— BEGIN —

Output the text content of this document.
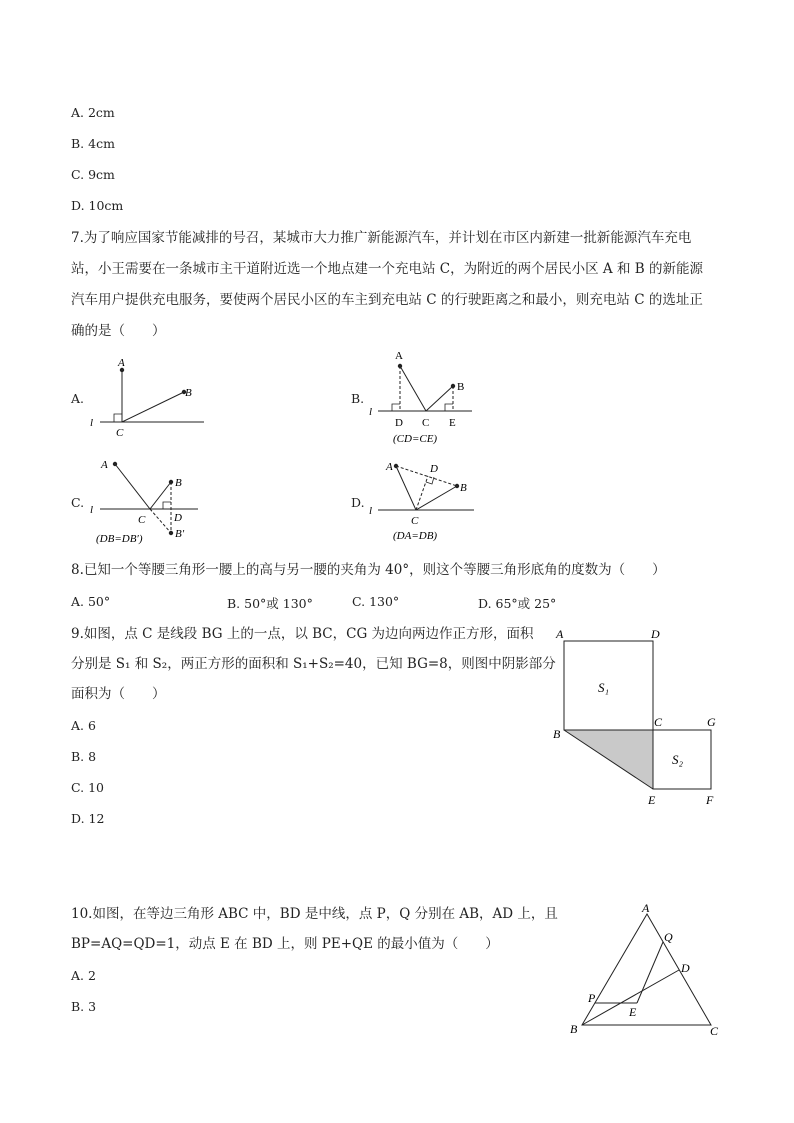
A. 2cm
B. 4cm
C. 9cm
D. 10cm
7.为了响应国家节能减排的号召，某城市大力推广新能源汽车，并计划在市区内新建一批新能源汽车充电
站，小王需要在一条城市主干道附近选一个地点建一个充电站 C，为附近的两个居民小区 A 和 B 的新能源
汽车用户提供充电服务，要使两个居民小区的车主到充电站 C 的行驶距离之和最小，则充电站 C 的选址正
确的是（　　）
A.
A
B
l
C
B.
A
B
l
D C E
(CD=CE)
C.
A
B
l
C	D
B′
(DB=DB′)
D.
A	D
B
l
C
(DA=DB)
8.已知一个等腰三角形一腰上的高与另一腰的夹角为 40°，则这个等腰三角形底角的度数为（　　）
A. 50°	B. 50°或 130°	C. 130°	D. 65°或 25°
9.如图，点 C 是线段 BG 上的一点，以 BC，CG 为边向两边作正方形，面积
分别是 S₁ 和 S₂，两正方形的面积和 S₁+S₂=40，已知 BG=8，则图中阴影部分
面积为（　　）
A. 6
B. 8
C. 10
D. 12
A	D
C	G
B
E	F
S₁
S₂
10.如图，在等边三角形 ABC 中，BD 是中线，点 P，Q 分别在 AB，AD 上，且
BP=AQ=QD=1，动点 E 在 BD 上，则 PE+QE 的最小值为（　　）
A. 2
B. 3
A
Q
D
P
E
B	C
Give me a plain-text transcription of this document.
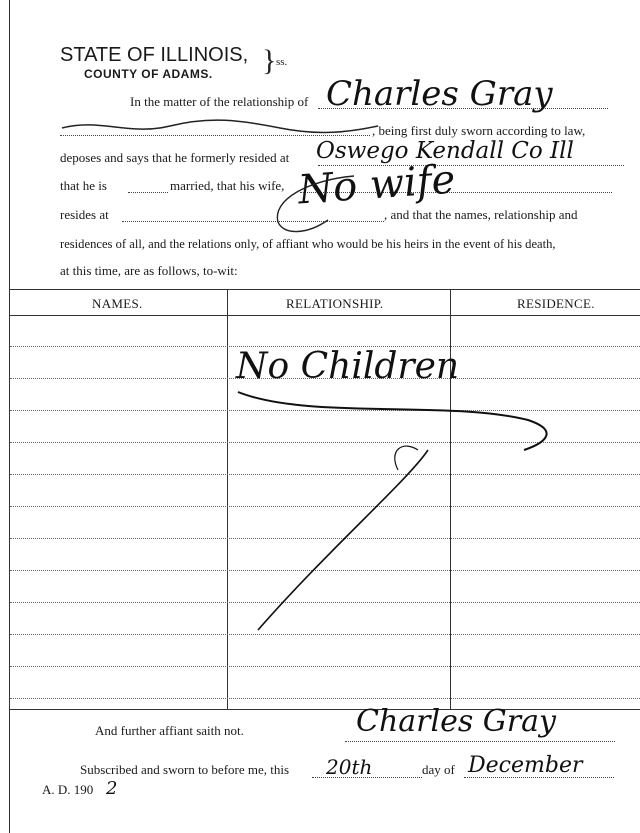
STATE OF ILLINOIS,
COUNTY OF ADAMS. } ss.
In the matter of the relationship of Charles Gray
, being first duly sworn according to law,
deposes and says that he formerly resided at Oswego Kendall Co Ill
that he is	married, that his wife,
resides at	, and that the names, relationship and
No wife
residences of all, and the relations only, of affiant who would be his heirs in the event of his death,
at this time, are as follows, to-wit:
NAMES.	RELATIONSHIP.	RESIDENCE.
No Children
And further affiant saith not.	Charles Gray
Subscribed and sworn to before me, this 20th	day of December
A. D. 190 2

— END —

Task to complete: Pictures in the records must not appear in the copy; transcribe everything else precisely.

The solution:
Output the text content of this document.
A. 2cm
B. 4cm
C. 9cm
D. 10cm
7.为了响应国家节能减排的号召，某城市大力推广新能源汽车，并计划在市区内新建一批新能源汽车充电
站，小王需要在一条城市主干道附近选一个地点建一个充电站 C，为附近的两个居民小区 A 和 B 的新能源
汽车用户提供充电服务，要使两个居民小区的车主到充电站 C 的行驶距离之和最小，则充电站 C 的选址正
确的是（　　）
A.
A
B
l
C
B.
A
B
l
D C E
(CD=CE)
C.
A
B
l
C	D
B′
(DB=DB′)
D.
A	D
B
l
C
(DA=DB)
8.已知一个等腰三角形一腰上的高与另一腰的夹角为 40°，则这个等腰三角形底角的度数为（　　）
A. 50°	B. 50°或 130°	C. 130°	D. 65°或 25°
9.如图，点 C 是线段 BG 上的一点，以 BC，CG 为边向两边作正方形，面积
分别是 S₁ 和 S₂，两正方形的面积和 S₁+S₂=40，已知 BG=8，则图中阴影部分
面积为（　　）
A. 6
B. 8
C. 10
D. 12
A	D
C	G
B
E	F
S₁
S₂
10.如图，在等边三角形 ABC 中，BD 是中线，点 P，Q 分别在 AB，AD 上，且
BP=AQ=QD=1，动点 E 在 BD 上，则 PE+QE 的最小值为（　　）
A. 2
B. 3
A
Q
D
P
E
B	C
Give me a plain-text transcription of this document.
STATE OF ILLINOIS,
COUNTY OF ADAMS. } ss.
In the matter of the relationship of Charles Gray
, being first duly sworn according to law,
deposes and says that he formerly resided at Oswego Kendall Co Ill
that he is	married, that his wife,
resides at	, and that the names, relationship and
No wife
residences of all, and the relations only, of affiant who would be his heirs in the event of his death,
at this time, are as follows, to-wit:
NAMES.	RELATIONSHIP.	RESIDENCE.
No Children
And further affiant saith not.	Charles Gray
Subscribed and sworn to before me, this 20th	day of December
A. D. 190 2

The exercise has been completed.